[START]
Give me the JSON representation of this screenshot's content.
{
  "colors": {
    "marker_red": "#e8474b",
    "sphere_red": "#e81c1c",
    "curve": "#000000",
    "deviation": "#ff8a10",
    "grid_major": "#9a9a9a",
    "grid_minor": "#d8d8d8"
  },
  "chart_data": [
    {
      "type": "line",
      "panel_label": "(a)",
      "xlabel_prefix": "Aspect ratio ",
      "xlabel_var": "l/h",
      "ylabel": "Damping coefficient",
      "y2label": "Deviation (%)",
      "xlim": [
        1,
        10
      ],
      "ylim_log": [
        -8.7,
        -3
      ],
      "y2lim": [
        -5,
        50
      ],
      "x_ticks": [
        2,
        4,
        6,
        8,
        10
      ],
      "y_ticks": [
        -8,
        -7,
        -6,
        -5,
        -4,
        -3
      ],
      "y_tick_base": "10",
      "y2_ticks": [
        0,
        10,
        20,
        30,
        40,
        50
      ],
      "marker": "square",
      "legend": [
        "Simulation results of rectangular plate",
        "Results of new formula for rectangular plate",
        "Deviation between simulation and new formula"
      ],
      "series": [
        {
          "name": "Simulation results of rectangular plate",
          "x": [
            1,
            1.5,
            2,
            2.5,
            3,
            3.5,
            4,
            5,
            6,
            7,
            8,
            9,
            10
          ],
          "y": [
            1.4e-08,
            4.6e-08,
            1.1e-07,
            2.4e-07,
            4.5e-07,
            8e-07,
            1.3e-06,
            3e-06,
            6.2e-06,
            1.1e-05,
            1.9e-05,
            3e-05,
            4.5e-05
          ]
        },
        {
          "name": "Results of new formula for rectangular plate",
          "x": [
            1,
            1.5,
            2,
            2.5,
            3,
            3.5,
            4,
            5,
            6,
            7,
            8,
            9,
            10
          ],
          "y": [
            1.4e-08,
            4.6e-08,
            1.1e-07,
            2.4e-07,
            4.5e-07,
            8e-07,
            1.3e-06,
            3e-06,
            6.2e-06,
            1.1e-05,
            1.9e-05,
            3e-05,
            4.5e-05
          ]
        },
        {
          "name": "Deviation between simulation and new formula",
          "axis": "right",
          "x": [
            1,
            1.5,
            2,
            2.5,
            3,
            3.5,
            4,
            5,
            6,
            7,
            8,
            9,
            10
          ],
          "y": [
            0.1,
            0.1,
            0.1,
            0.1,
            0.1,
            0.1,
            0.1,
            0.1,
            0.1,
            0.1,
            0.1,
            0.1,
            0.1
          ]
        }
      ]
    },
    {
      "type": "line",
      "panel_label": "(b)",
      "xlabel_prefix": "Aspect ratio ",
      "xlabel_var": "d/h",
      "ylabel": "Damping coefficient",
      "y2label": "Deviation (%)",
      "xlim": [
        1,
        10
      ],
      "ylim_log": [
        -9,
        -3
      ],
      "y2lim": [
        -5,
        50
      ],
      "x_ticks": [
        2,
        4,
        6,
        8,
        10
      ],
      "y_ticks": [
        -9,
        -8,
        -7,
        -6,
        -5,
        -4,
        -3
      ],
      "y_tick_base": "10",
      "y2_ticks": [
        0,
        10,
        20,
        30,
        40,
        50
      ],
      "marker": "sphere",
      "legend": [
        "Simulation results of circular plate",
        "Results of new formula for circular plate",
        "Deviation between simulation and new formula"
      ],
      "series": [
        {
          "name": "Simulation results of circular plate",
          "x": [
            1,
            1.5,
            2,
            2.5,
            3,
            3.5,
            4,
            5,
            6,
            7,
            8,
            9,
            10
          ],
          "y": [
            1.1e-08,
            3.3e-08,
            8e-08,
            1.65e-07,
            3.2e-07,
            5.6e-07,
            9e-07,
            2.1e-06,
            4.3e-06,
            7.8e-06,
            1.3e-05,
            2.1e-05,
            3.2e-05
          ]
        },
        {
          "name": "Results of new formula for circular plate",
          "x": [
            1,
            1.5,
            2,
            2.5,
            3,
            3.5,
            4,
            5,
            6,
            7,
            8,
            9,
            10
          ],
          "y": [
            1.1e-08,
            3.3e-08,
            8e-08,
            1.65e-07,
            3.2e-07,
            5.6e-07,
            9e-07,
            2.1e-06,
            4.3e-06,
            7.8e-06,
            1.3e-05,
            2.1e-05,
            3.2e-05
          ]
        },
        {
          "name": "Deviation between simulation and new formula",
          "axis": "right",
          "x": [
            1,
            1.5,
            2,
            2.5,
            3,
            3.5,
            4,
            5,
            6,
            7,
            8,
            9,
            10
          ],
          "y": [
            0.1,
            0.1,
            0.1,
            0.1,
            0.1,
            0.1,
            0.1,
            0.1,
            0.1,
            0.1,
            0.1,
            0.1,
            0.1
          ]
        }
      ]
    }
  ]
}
[END]
[START]
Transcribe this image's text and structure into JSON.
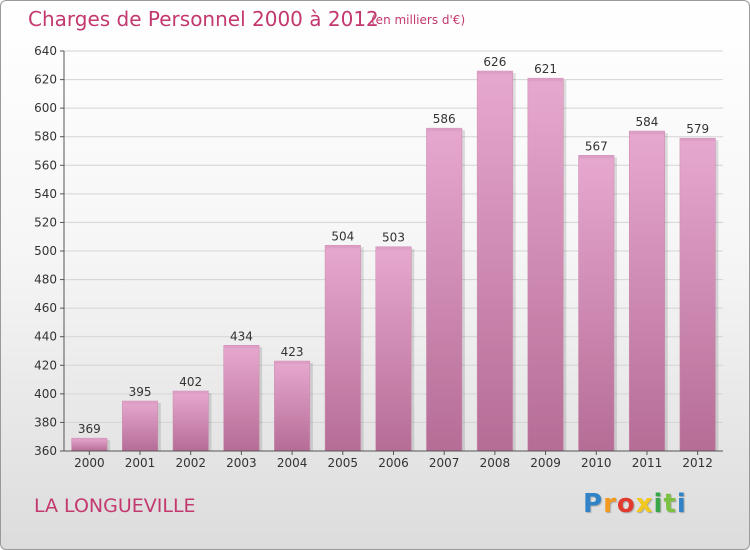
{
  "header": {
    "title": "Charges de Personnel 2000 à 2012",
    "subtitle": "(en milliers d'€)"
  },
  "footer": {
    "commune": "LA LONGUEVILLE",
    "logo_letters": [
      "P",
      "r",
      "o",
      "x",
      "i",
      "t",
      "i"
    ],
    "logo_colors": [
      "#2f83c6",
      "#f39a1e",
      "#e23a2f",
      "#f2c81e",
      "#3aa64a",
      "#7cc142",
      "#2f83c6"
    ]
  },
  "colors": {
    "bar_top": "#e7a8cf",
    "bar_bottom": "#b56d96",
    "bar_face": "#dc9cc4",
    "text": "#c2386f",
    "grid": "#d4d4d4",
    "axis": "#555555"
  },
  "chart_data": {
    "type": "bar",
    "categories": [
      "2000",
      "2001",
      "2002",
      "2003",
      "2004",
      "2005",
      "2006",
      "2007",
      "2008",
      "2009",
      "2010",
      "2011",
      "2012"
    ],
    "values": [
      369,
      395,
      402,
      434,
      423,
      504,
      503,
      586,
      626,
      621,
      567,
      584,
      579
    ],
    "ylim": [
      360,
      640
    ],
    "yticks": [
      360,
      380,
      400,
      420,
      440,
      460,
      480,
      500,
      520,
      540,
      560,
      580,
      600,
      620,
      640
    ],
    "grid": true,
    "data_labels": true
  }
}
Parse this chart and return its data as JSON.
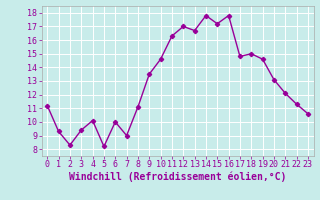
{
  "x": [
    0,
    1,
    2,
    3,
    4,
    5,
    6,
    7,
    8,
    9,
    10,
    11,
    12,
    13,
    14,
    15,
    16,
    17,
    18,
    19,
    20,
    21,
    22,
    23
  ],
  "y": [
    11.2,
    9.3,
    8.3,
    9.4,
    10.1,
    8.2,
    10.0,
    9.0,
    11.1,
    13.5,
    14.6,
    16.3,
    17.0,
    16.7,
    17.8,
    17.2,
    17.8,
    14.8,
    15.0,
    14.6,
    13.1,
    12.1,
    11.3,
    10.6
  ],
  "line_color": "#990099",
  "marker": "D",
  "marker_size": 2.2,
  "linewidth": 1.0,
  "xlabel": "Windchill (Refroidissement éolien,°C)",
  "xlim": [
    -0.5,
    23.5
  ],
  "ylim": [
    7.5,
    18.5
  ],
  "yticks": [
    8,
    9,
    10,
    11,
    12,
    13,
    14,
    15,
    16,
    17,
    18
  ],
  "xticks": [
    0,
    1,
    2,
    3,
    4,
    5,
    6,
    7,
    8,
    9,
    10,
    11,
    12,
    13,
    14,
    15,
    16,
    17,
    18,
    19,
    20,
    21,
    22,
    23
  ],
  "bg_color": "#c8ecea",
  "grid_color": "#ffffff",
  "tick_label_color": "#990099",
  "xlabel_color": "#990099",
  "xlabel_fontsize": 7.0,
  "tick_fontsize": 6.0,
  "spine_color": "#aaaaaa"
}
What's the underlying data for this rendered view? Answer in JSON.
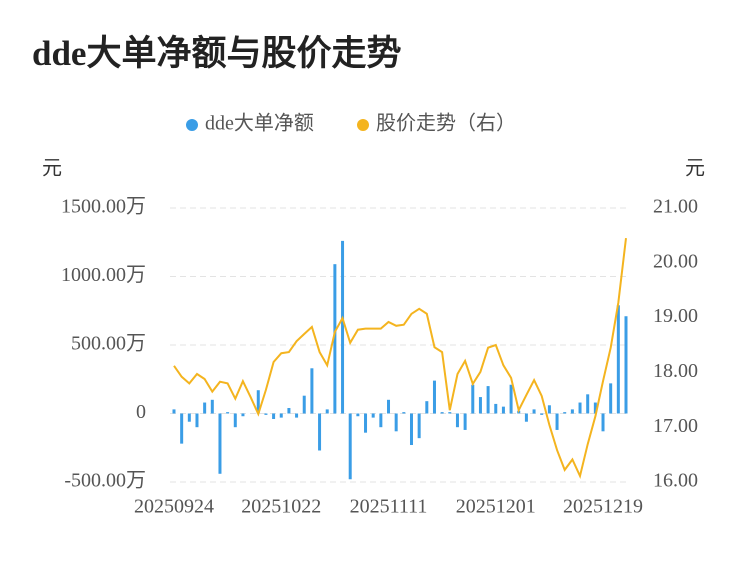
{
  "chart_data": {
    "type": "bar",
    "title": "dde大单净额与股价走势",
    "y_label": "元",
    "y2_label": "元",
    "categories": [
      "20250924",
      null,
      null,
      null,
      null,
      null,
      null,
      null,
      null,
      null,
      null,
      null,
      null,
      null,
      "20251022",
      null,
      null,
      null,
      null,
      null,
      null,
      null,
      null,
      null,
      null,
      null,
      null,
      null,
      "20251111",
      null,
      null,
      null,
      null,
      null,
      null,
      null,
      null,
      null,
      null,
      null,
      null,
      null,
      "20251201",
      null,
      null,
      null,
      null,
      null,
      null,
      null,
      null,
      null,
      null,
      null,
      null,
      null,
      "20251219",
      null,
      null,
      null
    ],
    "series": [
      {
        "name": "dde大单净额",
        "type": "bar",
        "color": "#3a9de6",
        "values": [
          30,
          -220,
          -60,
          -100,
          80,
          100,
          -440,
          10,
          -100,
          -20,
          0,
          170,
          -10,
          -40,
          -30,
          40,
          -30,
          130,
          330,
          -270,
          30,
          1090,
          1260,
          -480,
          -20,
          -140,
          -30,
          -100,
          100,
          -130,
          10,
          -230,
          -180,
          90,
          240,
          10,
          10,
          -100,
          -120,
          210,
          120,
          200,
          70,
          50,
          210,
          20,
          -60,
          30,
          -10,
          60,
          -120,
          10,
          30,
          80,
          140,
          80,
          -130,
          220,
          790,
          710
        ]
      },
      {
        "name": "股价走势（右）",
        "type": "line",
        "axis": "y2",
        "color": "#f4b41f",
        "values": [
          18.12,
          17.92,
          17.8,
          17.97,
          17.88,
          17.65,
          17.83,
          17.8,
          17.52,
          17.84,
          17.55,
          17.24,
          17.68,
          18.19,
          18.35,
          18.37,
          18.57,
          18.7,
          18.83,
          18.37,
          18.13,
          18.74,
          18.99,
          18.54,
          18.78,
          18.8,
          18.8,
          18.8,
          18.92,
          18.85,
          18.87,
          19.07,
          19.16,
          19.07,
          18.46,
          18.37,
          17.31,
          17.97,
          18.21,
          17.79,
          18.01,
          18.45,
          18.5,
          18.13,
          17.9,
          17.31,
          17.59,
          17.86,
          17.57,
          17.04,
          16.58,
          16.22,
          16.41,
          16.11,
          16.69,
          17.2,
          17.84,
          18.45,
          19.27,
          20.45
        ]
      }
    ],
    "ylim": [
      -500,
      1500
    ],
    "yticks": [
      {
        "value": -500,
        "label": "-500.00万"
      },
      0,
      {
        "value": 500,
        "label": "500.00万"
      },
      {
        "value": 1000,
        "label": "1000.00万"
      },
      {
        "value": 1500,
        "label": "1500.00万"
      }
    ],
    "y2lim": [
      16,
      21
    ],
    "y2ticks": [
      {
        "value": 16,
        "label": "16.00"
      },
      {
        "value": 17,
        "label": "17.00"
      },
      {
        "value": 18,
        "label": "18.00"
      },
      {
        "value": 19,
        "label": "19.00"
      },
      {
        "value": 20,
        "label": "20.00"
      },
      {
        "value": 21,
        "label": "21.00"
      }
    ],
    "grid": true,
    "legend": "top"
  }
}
[END]
[START]
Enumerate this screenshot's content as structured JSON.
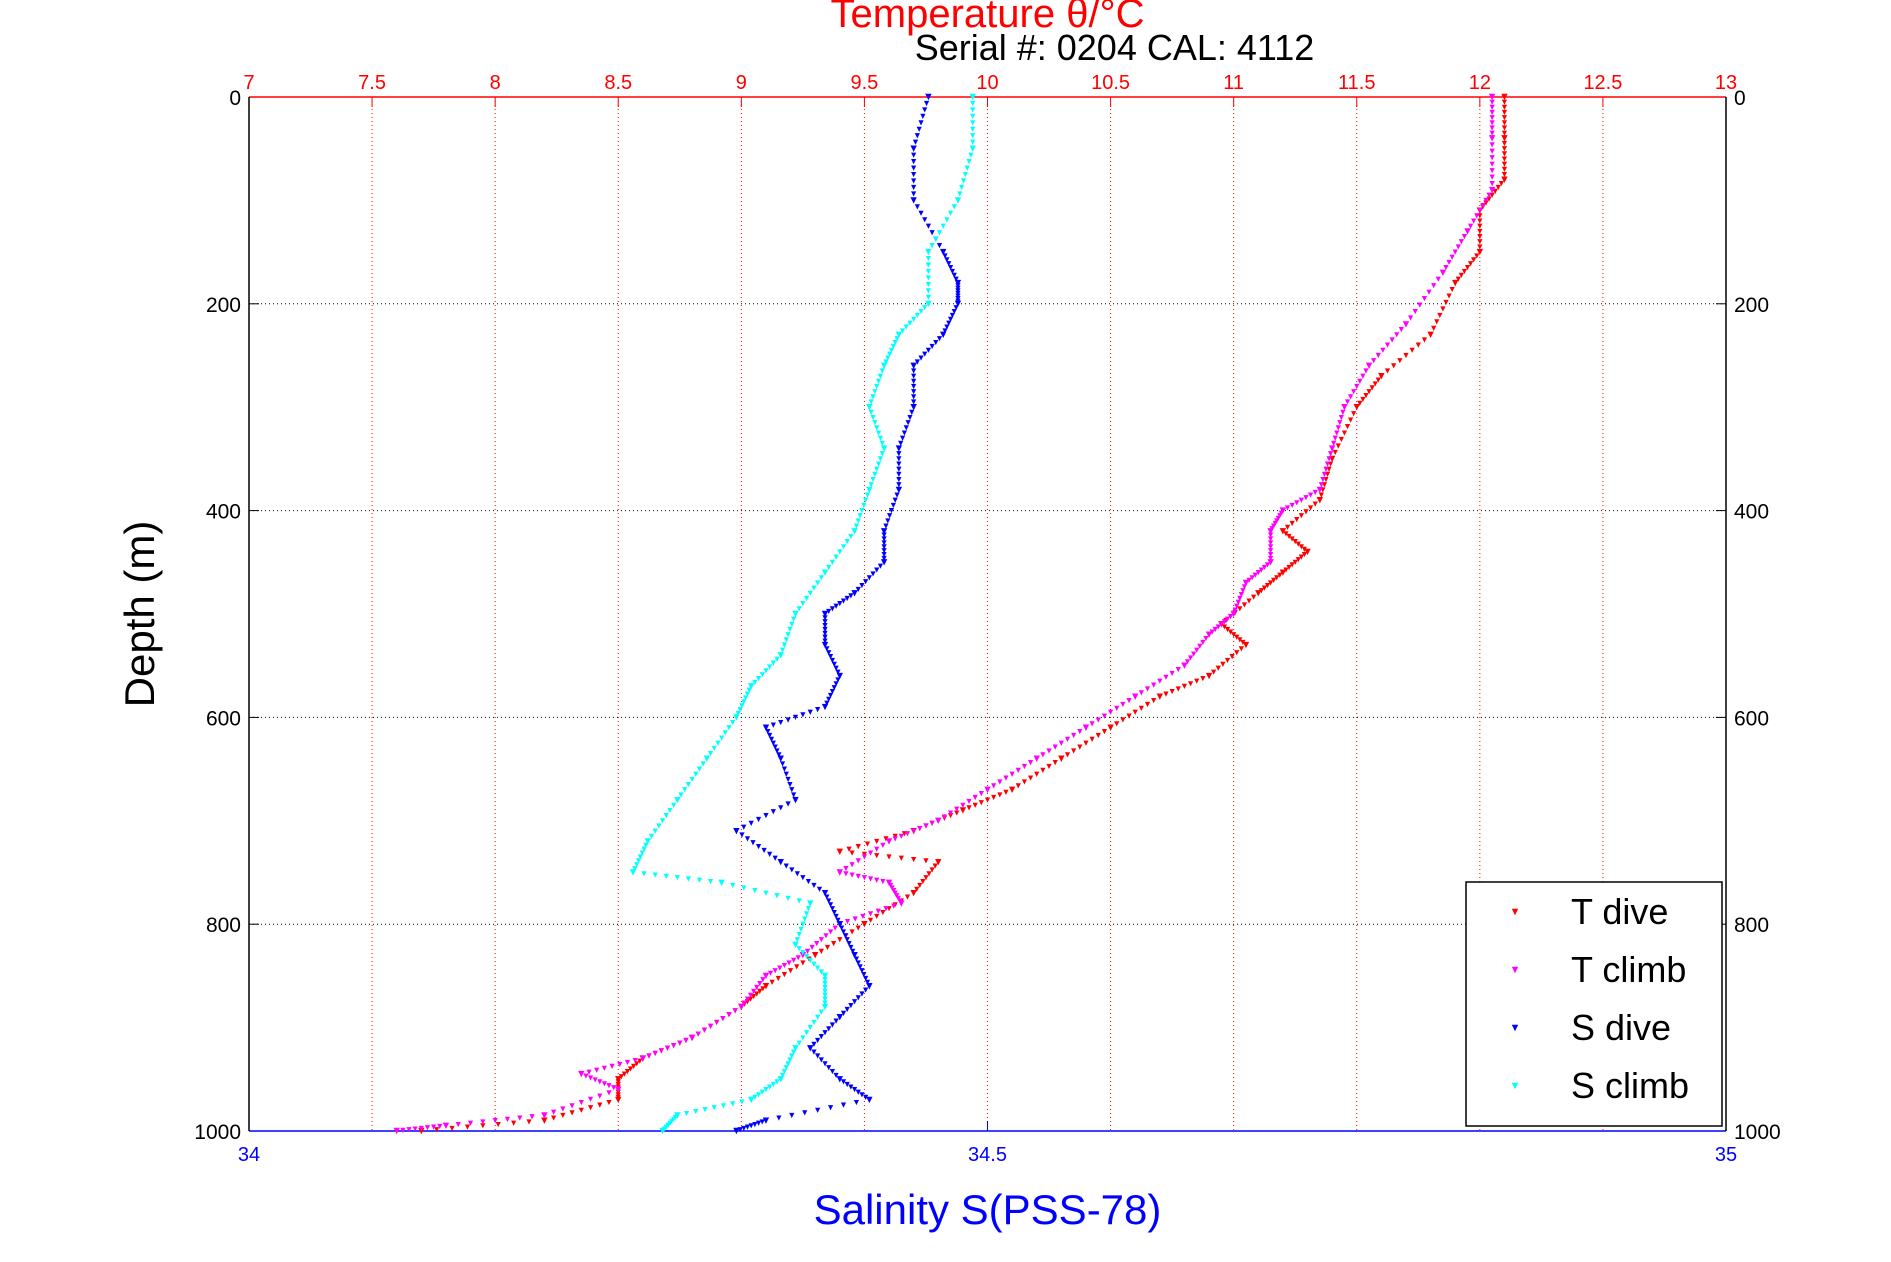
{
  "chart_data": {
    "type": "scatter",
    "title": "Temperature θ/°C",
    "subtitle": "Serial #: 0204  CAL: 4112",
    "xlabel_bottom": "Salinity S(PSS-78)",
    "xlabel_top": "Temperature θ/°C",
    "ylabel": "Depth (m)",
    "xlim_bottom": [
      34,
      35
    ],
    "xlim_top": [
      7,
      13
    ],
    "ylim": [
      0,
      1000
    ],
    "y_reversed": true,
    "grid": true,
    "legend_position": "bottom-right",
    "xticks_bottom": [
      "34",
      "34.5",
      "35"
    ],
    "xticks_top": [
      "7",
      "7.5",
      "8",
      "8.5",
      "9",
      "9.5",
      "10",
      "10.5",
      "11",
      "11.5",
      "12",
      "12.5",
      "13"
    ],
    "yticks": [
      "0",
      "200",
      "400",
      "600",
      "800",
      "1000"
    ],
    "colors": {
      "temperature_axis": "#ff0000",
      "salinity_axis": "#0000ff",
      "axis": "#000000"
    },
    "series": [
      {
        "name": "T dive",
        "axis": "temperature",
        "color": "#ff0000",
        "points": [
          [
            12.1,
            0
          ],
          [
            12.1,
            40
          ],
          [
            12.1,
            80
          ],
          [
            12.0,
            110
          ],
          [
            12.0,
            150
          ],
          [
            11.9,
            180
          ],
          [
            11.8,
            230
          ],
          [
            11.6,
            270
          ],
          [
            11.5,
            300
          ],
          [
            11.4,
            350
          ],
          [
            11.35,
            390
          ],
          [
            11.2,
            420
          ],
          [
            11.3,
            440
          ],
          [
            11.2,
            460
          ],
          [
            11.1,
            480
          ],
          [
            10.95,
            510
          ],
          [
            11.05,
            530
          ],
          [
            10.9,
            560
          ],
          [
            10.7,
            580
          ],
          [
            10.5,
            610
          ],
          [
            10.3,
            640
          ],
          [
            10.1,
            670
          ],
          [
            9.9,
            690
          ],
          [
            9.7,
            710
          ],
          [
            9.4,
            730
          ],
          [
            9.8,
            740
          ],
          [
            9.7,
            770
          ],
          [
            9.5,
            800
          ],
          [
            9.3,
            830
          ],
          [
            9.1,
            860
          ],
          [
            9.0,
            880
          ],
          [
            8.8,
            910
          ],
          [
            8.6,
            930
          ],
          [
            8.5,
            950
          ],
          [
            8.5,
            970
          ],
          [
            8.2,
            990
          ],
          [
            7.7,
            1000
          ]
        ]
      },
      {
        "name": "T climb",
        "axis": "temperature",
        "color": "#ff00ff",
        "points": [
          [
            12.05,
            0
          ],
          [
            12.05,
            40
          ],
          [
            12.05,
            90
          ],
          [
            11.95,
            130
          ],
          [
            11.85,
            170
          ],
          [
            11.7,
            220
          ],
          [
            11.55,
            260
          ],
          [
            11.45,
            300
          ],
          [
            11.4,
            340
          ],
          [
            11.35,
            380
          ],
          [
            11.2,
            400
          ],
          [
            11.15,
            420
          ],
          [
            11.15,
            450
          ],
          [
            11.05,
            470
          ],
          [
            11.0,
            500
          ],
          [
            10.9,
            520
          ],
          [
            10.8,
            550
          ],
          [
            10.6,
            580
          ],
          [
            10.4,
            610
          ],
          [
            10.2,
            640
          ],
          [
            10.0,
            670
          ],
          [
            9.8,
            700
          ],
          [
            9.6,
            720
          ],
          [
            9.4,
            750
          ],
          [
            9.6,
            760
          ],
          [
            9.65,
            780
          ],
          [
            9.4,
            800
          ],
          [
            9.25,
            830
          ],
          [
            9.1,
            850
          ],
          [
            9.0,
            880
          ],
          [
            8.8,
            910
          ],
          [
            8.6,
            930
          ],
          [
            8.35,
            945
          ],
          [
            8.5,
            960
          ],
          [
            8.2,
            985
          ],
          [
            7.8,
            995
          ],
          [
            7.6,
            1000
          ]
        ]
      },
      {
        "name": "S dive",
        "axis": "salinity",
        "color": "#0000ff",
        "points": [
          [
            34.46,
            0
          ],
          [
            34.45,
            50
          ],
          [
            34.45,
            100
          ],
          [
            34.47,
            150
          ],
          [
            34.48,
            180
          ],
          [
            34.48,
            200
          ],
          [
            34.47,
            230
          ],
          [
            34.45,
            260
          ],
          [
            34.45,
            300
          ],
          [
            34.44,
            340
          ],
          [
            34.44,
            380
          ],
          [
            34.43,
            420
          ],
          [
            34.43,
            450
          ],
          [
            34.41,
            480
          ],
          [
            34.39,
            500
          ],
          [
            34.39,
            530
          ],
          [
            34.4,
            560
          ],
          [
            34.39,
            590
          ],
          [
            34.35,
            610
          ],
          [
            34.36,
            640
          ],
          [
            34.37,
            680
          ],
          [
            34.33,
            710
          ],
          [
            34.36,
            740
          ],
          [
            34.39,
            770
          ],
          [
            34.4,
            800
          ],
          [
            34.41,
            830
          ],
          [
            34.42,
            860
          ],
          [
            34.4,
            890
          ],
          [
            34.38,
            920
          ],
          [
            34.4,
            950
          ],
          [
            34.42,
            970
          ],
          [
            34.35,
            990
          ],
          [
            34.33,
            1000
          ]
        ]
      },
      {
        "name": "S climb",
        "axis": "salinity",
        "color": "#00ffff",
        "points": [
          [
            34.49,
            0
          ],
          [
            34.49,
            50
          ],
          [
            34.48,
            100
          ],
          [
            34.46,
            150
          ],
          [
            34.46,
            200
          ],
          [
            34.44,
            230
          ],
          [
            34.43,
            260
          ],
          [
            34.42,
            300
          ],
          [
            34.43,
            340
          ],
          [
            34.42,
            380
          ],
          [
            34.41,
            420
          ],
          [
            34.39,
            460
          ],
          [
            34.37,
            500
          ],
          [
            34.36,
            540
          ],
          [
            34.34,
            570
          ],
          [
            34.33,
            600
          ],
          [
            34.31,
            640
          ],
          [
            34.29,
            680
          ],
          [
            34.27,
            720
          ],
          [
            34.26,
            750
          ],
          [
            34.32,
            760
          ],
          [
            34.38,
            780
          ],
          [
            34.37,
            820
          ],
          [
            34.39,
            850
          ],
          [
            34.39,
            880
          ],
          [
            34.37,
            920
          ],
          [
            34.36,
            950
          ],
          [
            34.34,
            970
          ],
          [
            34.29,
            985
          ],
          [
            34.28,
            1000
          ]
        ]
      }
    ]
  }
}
[END]
Of the lines in this listing, how many contain "circular"? Reply with the number and nothing more.

4